Problem description:
Output the data below in full, byte for byte. Nothing may differ.

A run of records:
______
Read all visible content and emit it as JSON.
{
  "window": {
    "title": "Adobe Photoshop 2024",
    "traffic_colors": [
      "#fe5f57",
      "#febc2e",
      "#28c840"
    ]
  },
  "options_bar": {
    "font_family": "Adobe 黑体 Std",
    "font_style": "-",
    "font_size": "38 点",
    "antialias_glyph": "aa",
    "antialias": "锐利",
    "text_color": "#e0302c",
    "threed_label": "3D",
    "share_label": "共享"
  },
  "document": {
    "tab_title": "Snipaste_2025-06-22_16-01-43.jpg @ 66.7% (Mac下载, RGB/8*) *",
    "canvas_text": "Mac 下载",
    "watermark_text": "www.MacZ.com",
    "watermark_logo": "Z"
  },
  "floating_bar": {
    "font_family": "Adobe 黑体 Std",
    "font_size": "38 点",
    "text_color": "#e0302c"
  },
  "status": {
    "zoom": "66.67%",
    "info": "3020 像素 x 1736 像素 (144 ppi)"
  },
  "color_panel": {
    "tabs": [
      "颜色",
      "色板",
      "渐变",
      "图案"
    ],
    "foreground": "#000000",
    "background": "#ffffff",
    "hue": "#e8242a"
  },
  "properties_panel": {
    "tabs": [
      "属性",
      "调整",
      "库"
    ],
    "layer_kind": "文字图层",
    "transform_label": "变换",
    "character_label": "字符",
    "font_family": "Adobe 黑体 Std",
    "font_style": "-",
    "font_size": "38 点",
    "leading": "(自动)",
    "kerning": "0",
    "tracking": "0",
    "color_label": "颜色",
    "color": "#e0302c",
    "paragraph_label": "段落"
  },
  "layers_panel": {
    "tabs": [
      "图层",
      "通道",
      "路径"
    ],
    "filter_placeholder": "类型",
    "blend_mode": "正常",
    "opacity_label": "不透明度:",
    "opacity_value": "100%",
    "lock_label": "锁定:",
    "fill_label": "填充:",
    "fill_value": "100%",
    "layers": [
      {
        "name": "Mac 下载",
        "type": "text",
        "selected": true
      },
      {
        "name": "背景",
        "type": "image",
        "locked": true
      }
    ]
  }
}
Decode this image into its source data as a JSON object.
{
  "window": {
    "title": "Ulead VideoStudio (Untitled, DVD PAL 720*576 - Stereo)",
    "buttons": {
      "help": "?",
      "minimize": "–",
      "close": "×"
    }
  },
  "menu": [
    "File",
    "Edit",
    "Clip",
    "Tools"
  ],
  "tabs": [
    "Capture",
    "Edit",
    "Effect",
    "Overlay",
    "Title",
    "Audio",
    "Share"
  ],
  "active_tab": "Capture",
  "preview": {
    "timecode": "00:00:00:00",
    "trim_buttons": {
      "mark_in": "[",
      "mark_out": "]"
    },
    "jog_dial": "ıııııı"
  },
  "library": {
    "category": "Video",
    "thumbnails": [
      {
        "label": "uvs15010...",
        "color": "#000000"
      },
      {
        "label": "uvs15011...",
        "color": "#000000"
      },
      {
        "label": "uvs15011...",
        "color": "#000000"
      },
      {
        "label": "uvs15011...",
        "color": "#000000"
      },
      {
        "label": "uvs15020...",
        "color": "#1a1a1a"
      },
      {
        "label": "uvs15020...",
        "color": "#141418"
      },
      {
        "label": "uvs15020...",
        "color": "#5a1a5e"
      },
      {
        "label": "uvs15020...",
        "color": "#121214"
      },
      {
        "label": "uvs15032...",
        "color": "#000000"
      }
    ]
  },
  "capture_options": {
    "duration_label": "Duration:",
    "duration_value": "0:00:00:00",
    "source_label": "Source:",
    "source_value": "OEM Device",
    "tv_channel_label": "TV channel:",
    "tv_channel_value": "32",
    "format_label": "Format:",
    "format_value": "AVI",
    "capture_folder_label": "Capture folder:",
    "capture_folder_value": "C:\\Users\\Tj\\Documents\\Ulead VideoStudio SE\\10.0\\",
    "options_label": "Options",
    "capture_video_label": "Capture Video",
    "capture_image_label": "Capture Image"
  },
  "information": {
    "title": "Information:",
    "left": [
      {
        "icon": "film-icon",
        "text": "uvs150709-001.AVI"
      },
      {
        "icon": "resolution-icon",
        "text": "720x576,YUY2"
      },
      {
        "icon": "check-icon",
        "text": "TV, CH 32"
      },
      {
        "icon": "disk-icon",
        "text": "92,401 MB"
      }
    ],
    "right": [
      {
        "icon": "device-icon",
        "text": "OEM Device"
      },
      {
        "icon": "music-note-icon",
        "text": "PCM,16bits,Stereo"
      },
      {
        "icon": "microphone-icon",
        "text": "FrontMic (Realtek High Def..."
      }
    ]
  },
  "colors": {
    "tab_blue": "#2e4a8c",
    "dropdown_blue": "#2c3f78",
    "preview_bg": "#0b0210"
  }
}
______
Solution:
Read all visible content and emit it as JSON.
{
  "window": {
    "title": "Adobe Photoshop 2024",
    "traffic_colors": [
      "#fe5f57",
      "#febc2e",
      "#28c840"
    ]
  },
  "options_bar": {
    "font_family": "Adobe 黑体 Std",
    "font_style": "-",
    "font_size": "38 点",
    "antialias_glyph": "aa",
    "antialias": "锐利",
    "text_color": "#e0302c",
    "threed_label": "3D",
    "share_label": "共享"
  },
  "document": {
    "tab_title": "Snipaste_2025-06-22_16-01-43.jpg @ 66.7% (Mac下载, RGB/8*) *",
    "canvas_text": "Mac 下载",
    "watermark_text": "www.MacZ.com",
    "watermark_logo": "Z"
  },
  "floating_bar": {
    "font_family": "Adobe 黑体 Std",
    "font_size": "38 点",
    "text_color": "#e0302c"
  },
  "status": {
    "zoom": "66.67%",
    "info": "3020 像素 x 1736 像素 (144 ppi)"
  },
  "color_panel": {
    "tabs": [
      "颜色",
      "色板",
      "渐变",
      "图案"
    ],
    "foreground": "#000000",
    "background": "#ffffff",
    "hue": "#e8242a"
  },
  "properties_panel": {
    "tabs": [
      "属性",
      "调整",
      "库"
    ],
    "layer_kind": "文字图层",
    "transform_label": "变换",
    "character_label": "字符",
    "font_family": "Adobe 黑体 Std",
    "font_style": "-",
    "font_size": "38 点",
    "leading": "(自动)",
    "kerning": "0",
    "tracking": "0",
    "color_label": "颜色",
    "color": "#e0302c",
    "paragraph_label": "段落"
  },
  "layers_panel": {
    "tabs": [
      "图层",
      "通道",
      "路径"
    ],
    "filter_placeholder": "类型",
    "blend_mode": "正常",
    "opacity_label": "不透明度:",
    "opacity_value": "100%",
    "lock_label": "锁定:",
    "fill_label": "填充:",
    "fill_value": "100%",
    "layers": [
      {
        "name": "Mac 下载",
        "type": "text",
        "selected": true
      },
      {
        "name": "背景",
        "type": "image",
        "locked": true
      }
    ]
  }
}
Decode this image into its source data as a JSON object.
{
  "window": {
    "title": "Ulead VideoStudio (Untitled, DVD PAL 720*576 - Stereo)",
    "buttons": {
      "help": "?",
      "minimize": "–",
      "close": "×"
    }
  },
  "menu": [
    "File",
    "Edit",
    "Clip",
    "Tools"
  ],
  "tabs": [
    "Capture",
    "Edit",
    "Effect",
    "Overlay",
    "Title",
    "Audio",
    "Share"
  ],
  "active_tab": "Capture",
  "preview": {
    "timecode": "00:00:00:00",
    "trim_buttons": {
      "mark_in": "[",
      "mark_out": "]"
    },
    "jog_dial": "ıııııı"
  },
  "library": {
    "category": "Video",
    "thumbnails": [
      {
        "label": "uvs15010...",
        "color": "#000000"
      },
      {
        "label": "uvs15011...",
        "color": "#000000"
      },
      {
        "label": "uvs15011...",
        "color": "#000000"
      },
      {
        "label": "uvs15011...",
        "color": "#000000"
      },
      {
        "label": "uvs15020...",
        "color": "#1a1a1a"
      },
      {
        "label": "uvs15020...",
        "color": "#141418"
      },
      {
        "label": "uvs15020...",
        "color": "#5a1a5e"
      },
      {
        "label": "uvs15020...",
        "color": "#121214"
      },
      {
        "label": "uvs15032...",
        "color": "#000000"
      }
    ]
  },
  "capture_options": {
    "duration_label": "Duration:",
    "duration_value": "0:00:00:00",
    "source_label": "Source:",
    "source_value": "OEM Device",
    "tv_channel_label": "TV channel:",
    "tv_channel_value": "32",
    "format_label": "Format:",
    "format_value": "AVI",
    "capture_folder_label": "Capture folder:",
    "capture_folder_value": "C:\\Users\\Tj\\Documents\\Ulead VideoStudio SE\\10.0\\",
    "options_label": "Options",
    "capture_video_label": "Capture Video",
    "capture_image_label": "Capture Image"
  },
  "information": {
    "title": "Information:",
    "left": [
      {
        "icon": "film-icon",
        "text": "uvs150709-001.AVI"
      },
      {
        "icon": "resolution-icon",
        "text": "720x576,YUY2"
      },
      {
        "icon": "check-icon",
        "text": "TV, CH 32"
      },
      {
        "icon": "disk-icon",
        "text": "92,401 MB"
      }
    ],
    "right": [
      {
        "icon": "device-icon",
        "text": "OEM Device"
      },
      {
        "icon": "music-note-icon",
        "text": "PCM,16bits,Stereo"
      },
      {
        "icon": "microphone-icon",
        "text": "FrontMic (Realtek High Def..."
      }
    ]
  },
  "colors": {
    "tab_blue": "#2e4a8c",
    "dropdown_blue": "#2c3f78",
    "preview_bg": "#0b0210"
  }
}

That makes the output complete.